#### Description of the task
Pull out every line below containing the word "triangle".
------ Excerpted records ------
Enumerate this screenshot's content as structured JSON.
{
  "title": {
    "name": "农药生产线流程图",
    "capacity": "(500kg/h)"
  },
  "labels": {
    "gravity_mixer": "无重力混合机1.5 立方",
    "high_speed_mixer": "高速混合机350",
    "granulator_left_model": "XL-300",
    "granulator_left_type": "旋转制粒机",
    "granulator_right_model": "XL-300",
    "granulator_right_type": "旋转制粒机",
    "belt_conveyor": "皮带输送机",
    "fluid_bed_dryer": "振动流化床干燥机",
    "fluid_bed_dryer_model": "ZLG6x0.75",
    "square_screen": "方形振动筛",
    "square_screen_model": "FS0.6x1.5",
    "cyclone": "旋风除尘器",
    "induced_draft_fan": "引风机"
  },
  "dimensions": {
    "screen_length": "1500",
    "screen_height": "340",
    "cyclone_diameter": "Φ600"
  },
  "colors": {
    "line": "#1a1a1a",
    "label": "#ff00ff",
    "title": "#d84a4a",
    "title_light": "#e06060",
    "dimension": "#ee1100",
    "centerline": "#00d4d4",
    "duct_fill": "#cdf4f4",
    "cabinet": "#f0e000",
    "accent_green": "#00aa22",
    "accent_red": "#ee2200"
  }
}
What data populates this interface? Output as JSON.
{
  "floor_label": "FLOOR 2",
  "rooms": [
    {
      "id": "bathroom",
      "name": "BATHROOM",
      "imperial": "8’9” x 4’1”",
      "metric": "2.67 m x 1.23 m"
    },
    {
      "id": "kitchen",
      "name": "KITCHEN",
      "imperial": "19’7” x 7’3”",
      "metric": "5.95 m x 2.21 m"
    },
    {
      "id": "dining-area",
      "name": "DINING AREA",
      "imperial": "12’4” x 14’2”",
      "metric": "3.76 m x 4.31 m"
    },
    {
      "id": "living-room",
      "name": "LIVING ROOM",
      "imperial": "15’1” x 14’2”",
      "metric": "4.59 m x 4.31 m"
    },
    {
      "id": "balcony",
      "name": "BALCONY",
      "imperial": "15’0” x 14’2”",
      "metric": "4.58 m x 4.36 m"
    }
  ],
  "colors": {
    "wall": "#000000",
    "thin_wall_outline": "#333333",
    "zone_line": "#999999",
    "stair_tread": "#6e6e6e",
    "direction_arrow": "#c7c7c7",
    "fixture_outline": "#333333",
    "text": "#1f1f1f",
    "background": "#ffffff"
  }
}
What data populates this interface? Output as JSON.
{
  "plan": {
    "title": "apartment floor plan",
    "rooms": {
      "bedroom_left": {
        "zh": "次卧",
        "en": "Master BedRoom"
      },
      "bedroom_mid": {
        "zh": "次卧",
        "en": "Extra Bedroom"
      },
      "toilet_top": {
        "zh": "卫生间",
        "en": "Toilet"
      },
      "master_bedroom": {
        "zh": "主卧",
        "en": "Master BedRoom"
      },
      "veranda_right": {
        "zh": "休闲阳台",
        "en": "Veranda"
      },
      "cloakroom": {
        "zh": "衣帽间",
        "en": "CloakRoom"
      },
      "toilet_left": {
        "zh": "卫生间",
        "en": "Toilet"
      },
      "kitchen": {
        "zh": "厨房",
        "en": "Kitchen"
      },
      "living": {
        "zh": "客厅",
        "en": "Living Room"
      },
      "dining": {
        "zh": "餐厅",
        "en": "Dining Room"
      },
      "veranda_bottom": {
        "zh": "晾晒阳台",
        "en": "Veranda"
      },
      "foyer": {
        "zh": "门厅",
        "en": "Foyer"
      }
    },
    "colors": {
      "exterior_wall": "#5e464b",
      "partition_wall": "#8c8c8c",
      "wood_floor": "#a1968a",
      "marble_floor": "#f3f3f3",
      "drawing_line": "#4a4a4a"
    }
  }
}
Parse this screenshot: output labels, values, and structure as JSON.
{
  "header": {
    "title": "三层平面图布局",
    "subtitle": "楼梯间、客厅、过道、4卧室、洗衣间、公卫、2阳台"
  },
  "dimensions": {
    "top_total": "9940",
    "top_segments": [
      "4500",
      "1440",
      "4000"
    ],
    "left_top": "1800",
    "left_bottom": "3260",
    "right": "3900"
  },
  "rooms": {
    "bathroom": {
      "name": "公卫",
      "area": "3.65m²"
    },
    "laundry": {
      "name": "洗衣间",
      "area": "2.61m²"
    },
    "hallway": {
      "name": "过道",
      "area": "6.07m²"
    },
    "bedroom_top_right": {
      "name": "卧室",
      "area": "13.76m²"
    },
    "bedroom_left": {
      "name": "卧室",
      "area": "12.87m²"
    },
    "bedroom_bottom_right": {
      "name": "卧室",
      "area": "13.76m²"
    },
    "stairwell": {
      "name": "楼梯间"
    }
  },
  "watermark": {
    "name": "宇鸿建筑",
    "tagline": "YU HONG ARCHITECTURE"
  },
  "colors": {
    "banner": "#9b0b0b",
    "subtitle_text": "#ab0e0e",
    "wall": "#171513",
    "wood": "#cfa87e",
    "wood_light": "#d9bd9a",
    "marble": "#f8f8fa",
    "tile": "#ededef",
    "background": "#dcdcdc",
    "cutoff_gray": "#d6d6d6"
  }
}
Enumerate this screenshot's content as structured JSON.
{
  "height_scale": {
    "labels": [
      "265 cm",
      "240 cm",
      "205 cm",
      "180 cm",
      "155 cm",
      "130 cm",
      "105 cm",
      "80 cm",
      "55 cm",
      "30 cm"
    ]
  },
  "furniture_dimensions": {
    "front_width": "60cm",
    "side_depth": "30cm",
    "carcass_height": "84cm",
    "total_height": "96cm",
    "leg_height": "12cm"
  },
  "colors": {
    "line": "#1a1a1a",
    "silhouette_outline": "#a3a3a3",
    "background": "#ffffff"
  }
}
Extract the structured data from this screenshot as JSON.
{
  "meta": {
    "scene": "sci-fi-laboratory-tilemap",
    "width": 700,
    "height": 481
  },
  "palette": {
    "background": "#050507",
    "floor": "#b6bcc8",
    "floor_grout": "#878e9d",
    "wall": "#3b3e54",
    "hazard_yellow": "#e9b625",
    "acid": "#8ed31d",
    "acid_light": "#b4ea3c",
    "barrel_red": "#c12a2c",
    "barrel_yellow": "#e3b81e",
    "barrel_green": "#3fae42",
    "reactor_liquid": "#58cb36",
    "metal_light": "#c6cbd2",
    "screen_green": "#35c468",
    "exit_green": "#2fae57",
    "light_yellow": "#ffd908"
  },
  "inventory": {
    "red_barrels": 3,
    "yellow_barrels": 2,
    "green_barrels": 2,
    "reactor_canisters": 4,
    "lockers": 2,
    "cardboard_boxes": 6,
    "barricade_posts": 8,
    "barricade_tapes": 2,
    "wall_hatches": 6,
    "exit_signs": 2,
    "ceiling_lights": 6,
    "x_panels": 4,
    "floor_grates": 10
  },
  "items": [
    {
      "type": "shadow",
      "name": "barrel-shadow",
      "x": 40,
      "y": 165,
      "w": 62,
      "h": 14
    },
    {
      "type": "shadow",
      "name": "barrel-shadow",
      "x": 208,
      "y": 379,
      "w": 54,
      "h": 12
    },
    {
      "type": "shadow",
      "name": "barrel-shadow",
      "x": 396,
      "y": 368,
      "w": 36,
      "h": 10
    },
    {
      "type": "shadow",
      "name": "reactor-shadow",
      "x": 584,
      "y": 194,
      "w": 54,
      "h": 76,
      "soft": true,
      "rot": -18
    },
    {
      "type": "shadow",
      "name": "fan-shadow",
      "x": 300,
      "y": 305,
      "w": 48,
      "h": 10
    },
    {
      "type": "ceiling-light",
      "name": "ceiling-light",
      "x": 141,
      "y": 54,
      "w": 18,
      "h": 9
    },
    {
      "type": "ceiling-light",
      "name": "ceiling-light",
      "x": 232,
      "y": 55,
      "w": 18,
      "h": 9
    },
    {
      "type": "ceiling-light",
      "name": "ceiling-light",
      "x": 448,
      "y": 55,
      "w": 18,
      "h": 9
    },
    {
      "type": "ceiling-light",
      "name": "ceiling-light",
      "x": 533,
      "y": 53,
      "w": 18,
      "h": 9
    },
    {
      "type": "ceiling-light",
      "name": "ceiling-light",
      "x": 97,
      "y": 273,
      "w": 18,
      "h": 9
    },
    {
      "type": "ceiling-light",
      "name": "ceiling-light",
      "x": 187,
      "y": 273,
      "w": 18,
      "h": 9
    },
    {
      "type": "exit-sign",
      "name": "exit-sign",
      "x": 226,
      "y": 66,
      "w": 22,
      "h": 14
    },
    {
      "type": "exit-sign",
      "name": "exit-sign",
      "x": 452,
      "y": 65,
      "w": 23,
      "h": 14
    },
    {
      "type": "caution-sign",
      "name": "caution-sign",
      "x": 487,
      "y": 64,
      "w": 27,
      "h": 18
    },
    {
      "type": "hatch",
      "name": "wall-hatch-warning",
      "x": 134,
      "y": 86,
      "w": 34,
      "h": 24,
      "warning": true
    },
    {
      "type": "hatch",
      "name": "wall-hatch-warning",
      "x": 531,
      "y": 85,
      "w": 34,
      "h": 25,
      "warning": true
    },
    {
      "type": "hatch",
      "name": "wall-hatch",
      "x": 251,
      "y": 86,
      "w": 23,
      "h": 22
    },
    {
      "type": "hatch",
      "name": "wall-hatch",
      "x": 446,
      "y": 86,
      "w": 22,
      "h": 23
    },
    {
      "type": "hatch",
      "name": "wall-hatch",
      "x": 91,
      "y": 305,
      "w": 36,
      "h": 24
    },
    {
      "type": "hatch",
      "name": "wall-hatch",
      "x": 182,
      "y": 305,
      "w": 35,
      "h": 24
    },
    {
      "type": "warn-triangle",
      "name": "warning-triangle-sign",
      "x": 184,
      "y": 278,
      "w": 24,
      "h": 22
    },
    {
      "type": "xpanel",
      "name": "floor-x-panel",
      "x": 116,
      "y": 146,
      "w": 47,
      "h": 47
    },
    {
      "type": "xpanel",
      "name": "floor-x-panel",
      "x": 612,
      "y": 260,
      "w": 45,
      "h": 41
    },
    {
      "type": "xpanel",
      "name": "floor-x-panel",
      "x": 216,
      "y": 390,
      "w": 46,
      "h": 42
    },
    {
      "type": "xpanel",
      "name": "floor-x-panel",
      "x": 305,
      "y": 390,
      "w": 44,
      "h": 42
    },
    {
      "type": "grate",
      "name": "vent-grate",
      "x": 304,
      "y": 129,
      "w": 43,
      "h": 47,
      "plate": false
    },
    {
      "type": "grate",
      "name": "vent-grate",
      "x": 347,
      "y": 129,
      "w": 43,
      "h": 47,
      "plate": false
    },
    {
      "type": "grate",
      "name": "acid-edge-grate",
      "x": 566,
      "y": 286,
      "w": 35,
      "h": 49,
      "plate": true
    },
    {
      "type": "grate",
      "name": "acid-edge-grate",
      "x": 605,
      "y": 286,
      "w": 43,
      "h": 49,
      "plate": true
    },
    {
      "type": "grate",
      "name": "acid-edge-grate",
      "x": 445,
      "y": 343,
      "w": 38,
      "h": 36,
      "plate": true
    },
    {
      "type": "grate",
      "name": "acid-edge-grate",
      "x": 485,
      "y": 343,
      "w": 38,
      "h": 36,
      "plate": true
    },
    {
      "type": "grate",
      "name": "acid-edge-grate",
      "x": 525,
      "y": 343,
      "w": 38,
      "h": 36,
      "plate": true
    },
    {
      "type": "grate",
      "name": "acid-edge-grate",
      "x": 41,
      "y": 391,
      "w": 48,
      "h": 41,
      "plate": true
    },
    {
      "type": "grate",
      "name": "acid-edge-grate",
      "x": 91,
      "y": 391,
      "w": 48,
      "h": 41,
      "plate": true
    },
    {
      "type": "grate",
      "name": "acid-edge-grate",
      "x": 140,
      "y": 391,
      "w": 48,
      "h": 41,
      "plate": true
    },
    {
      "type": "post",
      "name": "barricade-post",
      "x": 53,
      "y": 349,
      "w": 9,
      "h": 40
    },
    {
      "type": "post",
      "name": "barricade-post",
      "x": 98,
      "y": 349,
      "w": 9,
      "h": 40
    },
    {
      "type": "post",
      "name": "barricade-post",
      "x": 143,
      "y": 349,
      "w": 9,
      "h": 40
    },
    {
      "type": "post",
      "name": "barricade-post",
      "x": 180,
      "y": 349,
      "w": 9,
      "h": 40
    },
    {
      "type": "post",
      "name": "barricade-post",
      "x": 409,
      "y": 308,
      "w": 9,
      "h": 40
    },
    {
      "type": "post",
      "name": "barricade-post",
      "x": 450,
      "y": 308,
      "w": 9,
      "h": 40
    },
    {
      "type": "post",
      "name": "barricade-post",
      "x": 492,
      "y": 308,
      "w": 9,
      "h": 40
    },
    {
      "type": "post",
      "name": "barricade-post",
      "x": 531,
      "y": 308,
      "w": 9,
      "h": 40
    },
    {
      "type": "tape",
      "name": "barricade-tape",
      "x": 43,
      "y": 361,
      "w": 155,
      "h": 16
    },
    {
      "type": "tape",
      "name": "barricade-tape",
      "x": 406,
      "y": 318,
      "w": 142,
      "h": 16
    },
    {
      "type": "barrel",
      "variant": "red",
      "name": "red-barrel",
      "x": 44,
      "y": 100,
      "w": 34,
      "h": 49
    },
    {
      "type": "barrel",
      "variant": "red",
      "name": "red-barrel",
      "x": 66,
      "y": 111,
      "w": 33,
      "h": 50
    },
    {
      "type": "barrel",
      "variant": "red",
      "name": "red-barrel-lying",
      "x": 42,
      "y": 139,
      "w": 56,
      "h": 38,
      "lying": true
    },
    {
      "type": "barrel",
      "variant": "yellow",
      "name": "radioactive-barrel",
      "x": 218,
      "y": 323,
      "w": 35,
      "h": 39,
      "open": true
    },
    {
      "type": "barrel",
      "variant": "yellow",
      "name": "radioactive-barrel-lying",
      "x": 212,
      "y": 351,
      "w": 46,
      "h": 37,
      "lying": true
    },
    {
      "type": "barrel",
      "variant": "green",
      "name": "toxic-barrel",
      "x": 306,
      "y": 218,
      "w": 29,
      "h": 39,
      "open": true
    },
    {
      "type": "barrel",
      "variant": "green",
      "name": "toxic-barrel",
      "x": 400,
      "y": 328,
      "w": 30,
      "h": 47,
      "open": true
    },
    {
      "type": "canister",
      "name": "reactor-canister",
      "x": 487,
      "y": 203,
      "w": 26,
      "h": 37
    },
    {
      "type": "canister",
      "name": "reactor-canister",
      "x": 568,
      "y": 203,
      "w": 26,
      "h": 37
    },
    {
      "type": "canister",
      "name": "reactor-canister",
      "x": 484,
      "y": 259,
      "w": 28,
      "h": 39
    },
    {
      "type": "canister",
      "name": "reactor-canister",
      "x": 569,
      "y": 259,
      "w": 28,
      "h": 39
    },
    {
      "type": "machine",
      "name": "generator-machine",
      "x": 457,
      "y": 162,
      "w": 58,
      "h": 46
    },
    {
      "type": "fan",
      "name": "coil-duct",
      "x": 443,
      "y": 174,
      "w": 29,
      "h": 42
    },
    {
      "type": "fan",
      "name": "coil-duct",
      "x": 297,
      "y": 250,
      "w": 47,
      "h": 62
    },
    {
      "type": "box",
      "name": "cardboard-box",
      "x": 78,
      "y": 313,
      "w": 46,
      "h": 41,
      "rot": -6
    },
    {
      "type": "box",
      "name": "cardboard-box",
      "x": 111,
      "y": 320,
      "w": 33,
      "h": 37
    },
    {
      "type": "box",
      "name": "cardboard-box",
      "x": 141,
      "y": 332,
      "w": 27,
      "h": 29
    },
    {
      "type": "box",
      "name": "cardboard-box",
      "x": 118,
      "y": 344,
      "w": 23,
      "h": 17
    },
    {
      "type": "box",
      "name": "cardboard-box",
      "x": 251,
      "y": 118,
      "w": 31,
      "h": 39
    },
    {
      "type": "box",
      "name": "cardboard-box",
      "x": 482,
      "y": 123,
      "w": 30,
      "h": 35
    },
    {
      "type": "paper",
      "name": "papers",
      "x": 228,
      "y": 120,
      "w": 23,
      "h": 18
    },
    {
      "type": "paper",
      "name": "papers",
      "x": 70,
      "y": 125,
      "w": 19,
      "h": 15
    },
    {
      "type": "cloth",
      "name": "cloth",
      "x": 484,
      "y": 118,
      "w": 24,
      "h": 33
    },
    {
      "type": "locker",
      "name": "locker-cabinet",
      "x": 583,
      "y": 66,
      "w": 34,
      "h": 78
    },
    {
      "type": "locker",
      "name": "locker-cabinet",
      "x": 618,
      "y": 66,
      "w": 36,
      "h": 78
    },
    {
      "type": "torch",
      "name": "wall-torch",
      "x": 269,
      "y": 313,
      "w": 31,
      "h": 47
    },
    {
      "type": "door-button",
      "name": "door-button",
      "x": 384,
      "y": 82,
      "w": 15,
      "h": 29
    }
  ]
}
------
#### Answer for the task
      "type": "warn-triangle",
      "name": "warning-triangle-sign",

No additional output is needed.